— Begin RECORDS FOR THIS EXERCISE —

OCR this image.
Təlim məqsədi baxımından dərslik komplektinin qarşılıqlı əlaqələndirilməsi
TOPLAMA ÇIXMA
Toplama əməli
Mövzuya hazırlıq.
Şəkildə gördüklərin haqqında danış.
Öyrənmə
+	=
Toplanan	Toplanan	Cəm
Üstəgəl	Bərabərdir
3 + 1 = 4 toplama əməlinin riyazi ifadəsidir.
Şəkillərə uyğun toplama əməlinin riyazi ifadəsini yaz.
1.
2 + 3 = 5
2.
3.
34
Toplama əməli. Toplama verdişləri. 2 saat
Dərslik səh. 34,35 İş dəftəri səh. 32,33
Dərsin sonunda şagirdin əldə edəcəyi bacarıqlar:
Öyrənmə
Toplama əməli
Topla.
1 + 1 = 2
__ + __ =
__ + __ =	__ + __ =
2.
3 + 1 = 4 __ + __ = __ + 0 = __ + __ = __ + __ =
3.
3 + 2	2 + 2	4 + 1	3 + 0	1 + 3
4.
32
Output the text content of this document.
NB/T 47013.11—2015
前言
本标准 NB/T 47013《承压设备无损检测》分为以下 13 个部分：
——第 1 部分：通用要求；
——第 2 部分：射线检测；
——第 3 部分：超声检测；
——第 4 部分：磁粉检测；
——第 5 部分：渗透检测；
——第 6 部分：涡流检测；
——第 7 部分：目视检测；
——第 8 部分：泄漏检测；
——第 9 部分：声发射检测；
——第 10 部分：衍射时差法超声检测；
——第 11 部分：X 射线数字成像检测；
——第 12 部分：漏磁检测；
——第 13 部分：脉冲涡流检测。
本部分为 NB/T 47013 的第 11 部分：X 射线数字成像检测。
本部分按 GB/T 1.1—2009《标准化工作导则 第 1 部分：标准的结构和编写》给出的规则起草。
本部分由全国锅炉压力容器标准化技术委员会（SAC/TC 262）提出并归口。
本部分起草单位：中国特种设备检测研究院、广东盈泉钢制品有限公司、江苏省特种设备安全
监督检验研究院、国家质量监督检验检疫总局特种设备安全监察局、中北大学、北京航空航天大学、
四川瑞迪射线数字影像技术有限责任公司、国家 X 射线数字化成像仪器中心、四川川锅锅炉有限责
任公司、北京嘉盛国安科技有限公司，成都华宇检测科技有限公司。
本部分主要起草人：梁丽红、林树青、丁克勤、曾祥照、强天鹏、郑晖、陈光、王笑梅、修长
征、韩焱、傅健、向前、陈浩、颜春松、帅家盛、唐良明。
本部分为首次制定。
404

— End RECORDS FOR THIS EXERCISE —

* **WHAT NEEDS TO BE DONE**
Retype exactly the lines from the one containing "Output the text content of this document." through the last line of the records above, including both.

* **ANSWER TO THIS PROBLEM**
Output the text content of this document.
NB/T 47013.11—2015
前言
本标准 NB/T 47013《承压设备无损检测》分为以下 13 个部分：
——第 1 部分：通用要求；
——第 2 部分：射线检测；
——第 3 部分：超声检测；
——第 4 部分：磁粉检测；
——第 5 部分：渗透检测；
——第 6 部分：涡流检测；
——第 7 部分：目视检测；
——第 8 部分：泄漏检测；
——第 9 部分：声发射检测；
——第 10 部分：衍射时差法超声检测；
——第 11 部分：X 射线数字成像检测；
——第 12 部分：漏磁检测；
——第 13 部分：脉冲涡流检测。
本部分为 NB/T 47013 的第 11 部分：X 射线数字成像检测。
本部分按 GB/T 1.1—2009《标准化工作导则 第 1 部分：标准的结构和编写》给出的规则起草。
本部分由全国锅炉压力容器标准化技术委员会（SAC/TC 262）提出并归口。
本部分起草单位：中国特种设备检测研究院、广东盈泉钢制品有限公司、江苏省特种设备安全
监督检验研究院、国家质量监督检验检疫总局特种设备安全监察局、中北大学、北京航空航天大学、
四川瑞迪射线数字影像技术有限责任公司、国家 X 射线数字化成像仪器中心、四川川锅锅炉有限责
任公司、北京嘉盛国安科技有限公司，成都华宇检测科技有限公司。
本部分主要起草人：梁丽红、林树青、丁克勤、曾祥照、强天鹏、郑晖、陈光、王笑梅、修长
征、韩焱、傅健、向前、陈浩、颜春松、帅家盛、唐良明。
本部分为首次制定。
404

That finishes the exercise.